What is asked: Transcribe every line of the listing below without any deviation.

** Start Material provided **

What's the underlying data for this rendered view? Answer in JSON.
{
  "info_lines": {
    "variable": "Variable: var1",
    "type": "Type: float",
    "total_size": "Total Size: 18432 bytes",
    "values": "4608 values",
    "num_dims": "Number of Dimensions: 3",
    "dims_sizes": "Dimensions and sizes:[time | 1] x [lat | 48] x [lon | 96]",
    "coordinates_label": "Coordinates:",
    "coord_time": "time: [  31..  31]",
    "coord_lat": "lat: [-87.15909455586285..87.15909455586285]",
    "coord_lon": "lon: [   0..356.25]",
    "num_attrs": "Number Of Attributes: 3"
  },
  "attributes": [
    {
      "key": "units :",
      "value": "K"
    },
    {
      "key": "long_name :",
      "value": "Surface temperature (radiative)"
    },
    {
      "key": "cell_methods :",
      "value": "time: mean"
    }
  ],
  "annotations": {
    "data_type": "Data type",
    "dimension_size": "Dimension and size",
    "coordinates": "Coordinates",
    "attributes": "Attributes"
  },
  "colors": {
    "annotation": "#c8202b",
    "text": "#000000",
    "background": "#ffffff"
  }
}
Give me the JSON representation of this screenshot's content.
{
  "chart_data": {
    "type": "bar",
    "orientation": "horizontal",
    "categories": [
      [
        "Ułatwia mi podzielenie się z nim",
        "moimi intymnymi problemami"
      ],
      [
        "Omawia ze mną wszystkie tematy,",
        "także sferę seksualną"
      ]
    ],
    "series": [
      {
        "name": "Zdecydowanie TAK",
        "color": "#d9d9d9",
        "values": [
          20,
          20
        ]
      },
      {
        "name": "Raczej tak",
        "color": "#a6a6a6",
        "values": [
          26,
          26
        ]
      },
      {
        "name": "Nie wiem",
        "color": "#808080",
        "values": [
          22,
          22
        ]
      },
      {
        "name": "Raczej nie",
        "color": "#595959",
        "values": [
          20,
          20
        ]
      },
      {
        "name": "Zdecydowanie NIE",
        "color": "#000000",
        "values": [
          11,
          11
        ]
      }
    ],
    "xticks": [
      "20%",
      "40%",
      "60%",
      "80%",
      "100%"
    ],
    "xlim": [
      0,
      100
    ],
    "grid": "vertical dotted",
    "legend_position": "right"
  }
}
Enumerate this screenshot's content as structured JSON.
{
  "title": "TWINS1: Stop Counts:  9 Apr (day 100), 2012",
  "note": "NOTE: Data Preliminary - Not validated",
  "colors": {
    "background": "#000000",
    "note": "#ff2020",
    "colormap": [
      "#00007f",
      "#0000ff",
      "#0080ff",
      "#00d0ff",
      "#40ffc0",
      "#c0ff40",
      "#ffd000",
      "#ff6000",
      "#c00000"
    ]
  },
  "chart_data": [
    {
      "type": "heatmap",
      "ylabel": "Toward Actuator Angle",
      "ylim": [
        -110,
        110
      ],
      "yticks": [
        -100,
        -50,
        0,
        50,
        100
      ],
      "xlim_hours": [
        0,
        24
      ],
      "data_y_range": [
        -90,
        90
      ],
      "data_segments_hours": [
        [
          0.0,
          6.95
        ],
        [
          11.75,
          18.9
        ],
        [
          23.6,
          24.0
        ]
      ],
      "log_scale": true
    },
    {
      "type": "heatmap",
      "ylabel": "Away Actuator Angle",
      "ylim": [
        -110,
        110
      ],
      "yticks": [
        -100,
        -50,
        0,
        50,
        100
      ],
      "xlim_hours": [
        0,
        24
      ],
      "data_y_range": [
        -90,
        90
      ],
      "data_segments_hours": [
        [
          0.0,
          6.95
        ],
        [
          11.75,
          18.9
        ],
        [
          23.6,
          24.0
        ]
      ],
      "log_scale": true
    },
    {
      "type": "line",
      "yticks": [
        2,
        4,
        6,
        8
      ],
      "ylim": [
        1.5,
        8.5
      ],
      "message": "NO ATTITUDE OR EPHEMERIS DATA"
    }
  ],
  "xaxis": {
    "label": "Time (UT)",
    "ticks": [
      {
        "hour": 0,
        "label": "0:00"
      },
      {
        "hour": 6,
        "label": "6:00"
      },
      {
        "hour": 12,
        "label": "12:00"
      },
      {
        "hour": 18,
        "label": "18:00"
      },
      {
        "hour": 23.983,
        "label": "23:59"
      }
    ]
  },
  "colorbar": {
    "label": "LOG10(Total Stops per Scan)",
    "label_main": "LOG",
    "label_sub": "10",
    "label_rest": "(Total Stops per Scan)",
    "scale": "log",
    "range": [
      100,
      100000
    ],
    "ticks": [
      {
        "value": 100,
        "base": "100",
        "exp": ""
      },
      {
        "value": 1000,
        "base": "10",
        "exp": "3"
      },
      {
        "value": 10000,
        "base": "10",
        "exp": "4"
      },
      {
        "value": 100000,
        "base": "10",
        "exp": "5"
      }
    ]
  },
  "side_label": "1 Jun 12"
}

** End Material provided **

Complete response:
What's the underlying data for this rendered view? Answer in JSON.
{
  "info_lines": {
    "variable": "Variable: var1",
    "type": "Type: float",
    "total_size": "Total Size: 18432 bytes",
    "values": "4608 values",
    "num_dims": "Number of Dimensions: 3",
    "dims_sizes": "Dimensions and sizes:[time | 1] x [lat | 48] x [lon | 96]",
    "coordinates_label": "Coordinates:",
    "coord_time": "time: [  31..  31]",
    "coord_lat": "lat: [-87.15909455586285..87.15909455586285]",
    "coord_lon": "lon: [   0..356.25]",
    "num_attrs": "Number Of Attributes: 3"
  },
  "attributes": [
    {
      "key": "units :",
      "value": "K"
    },
    {
      "key": "long_name :",
      "value": "Surface temperature (radiative)"
    },
    {
      "key": "cell_methods :",
      "value": "time: mean"
    }
  ],
  "annotations": {
    "data_type": "Data type",
    "dimension_size": "Dimension and size",
    "coordinates": "Coordinates",
    "attributes": "Attributes"
  },
  "colors": {
    "annotation": "#c8202b",
    "text": "#000000",
    "background": "#ffffff"
  }
}
Give me the JSON representation of this screenshot's content.
{
  "chart_data": {
    "type": "bar",
    "orientation": "horizontal",
    "categories": [
      [
        "Ułatwia mi podzielenie się z nim",
        "moimi intymnymi problemami"
      ],
      [
        "Omawia ze mną wszystkie tematy,",
        "także sferę seksualną"
      ]
    ],
    "series": [
      {
        "name": "Zdecydowanie TAK",
        "color": "#d9d9d9",
        "values": [
          20,
          20
        ]
      },
      {
        "name": "Raczej tak",
        "color": "#a6a6a6",
        "values": [
          26,
          26
        ]
      },
      {
        "name": "Nie wiem",
        "color": "#808080",
        "values": [
          22,
          22
        ]
      },
      {
        "name": "Raczej nie",
        "color": "#595959",
        "values": [
          20,
          20
        ]
      },
      {
        "name": "Zdecydowanie NIE",
        "color": "#000000",
        "values": [
          11,
          11
        ]
      }
    ],
    "xticks": [
      "20%",
      "40%",
      "60%",
      "80%",
      "100%"
    ],
    "xlim": [
      0,
      100
    ],
    "grid": "vertical dotted",
    "legend_position": "right"
  }
}
Enumerate this screenshot's content as structured JSON.
{
  "title": "TWINS1: Stop Counts:  9 Apr (day 100), 2012",
  "note": "NOTE: Data Preliminary - Not validated",
  "colors": {
    "background": "#000000",
    "note": "#ff2020",
    "colormap": [
      "#00007f",
      "#0000ff",
      "#0080ff",
      "#00d0ff",
      "#40ffc0",
      "#c0ff40",
      "#ffd000",
      "#ff6000",
      "#c00000"
    ]
  },
  "chart_data": [
    {
      "type": "heatmap",
      "ylabel": "Toward Actuator Angle",
      "ylim": [
        -110,
        110
      ],
      "yticks": [
        -100,
        -50,
        0,
        50,
        100
      ],
      "xlim_hours": [
        0,
        24
      ],
      "data_y_range": [
        -90,
        90
      ],
      "data_segments_hours": [
        [
          0.0,
          6.95
        ],
        [
          11.75,
          18.9
        ],
        [
          23.6,
          24.0
        ]
      ],
      "log_scale": true
    },
    {
      "type": "heatmap",
      "ylabel": "Away Actuator Angle",
      "ylim": [
        -110,
        110
      ],
      "yticks": [
        -100,
        -50,
        0,
        50,
        100
      ],
      "xlim_hours": [
        0,
        24
      ],
      "data_y_range": [
        -90,
        90
      ],
      "data_segments_hours": [
        [
          0.0,
          6.95
        ],
        [
          11.75,
          18.9
        ],
        [
          23.6,
          24.0
        ]
      ],
      "log_scale": true
    },
    {
      "type": "line",
      "yticks": [
        2,
        4,
        6,
        8
      ],
      "ylim": [
        1.5,
        8.5
      ],
      "message": "NO ATTITUDE OR EPHEMERIS DATA"
    }
  ],
  "xaxis": {
    "label": "Time (UT)",
    "ticks": [
      {
        "hour": 0,
        "label": "0:00"
      },
      {
        "hour": 6,
        "label": "6:00"
      },
      {
        "hour": 12,
        "label": "12:00"
      },
      {
        "hour": 18,
        "label": "18:00"
      },
      {
        "hour": 23.983,
        "label": "23:59"
      }
    ]
  },
  "colorbar": {
    "label": "LOG10(Total Stops per Scan)",
    "label_main": "LOG",
    "label_sub": "10",
    "label_rest": "(Total Stops per Scan)",
    "scale": "log",
    "range": [
      100,
      100000
    ],
    "ticks": [
      {
        "value": 100,
        "base": "100",
        "exp": ""
      },
      {
        "value": 1000,
        "base": "10",
        "exp": "3"
      },
      {
        "value": 10000,
        "base": "10",
        "exp": "4"
      },
      {
        "value": 100000,
        "base": "10",
        "exp": "5"
      }
    ]
  },
  "side_label": "1 Jun 12"
}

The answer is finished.